* _Prompt_: Find the string "title" in the records. Copy every line it appears in.

* _Data supplied_:
*-*-*

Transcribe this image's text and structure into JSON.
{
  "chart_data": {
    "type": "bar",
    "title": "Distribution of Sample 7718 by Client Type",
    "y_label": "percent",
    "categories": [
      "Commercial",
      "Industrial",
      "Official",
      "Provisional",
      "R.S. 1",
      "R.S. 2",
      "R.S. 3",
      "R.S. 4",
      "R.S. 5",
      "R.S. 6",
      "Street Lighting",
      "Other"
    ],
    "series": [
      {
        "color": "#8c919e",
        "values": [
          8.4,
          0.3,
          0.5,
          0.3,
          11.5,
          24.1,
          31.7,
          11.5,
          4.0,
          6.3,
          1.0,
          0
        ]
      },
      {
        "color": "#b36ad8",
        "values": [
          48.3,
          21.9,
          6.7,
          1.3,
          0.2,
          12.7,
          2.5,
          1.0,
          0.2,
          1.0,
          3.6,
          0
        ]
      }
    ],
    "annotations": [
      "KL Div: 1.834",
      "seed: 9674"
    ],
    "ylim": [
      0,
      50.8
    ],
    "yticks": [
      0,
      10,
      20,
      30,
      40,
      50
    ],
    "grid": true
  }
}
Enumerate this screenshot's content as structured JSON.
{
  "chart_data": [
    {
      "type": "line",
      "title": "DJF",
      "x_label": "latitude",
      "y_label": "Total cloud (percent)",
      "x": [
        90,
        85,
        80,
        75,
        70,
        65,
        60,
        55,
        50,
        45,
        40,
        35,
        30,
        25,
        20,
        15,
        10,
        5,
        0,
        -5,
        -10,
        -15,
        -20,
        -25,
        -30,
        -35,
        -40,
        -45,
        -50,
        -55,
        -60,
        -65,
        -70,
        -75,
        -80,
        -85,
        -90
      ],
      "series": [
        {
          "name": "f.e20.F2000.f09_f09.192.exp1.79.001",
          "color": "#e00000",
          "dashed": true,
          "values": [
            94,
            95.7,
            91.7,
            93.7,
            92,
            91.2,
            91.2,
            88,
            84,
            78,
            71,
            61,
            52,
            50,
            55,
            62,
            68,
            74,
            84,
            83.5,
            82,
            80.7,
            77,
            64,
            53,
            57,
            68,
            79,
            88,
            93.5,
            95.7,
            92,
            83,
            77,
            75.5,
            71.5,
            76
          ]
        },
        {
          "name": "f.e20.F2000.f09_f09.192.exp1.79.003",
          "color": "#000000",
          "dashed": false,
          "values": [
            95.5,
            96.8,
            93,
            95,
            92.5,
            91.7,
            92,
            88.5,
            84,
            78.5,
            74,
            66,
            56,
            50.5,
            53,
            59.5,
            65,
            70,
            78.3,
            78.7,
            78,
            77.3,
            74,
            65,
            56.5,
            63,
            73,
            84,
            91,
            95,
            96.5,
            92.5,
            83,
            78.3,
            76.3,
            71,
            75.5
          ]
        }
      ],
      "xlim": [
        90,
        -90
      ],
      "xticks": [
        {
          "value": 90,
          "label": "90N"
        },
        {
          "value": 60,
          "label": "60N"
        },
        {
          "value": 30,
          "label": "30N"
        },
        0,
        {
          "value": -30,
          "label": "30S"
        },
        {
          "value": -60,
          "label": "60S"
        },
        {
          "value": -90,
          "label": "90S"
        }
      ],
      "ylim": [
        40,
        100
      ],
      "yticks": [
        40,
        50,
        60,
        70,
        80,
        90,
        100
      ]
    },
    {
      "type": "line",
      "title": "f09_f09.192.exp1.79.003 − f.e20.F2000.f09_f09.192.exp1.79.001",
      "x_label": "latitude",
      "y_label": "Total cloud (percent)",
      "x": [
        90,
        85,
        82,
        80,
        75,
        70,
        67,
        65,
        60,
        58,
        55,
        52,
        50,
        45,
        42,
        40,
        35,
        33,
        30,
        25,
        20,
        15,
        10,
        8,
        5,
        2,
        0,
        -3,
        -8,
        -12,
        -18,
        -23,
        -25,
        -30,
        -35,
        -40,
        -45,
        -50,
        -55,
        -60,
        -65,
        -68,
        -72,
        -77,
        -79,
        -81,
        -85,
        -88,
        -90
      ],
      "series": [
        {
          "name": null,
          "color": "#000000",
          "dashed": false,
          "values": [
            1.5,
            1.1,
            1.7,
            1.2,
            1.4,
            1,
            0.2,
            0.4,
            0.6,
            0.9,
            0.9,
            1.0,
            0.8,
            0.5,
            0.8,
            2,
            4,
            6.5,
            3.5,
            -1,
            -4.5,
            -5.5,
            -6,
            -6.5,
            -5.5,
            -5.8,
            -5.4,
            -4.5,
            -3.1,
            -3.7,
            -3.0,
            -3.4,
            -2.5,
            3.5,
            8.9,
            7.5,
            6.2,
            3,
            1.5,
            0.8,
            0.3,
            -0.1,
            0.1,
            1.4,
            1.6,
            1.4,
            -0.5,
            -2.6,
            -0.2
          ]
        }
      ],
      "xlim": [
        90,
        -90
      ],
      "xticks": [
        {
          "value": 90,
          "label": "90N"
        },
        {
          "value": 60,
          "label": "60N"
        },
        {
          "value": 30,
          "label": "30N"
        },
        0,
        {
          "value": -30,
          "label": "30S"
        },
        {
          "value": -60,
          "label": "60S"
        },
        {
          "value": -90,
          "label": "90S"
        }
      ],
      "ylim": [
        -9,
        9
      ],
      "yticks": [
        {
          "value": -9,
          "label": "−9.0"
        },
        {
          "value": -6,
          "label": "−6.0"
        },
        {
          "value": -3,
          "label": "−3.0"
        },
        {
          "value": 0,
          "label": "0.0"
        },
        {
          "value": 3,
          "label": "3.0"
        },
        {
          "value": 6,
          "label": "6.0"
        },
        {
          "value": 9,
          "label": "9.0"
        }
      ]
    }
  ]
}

*-*-*

* _The result_:
    "title": "Distribution of Sample 7718 by Client Type",
      "title": "DJF",
      "title": "f09_f09.192.exp1.79.003 − f.e20.F2000.f09_f09.192.exp1.79.001",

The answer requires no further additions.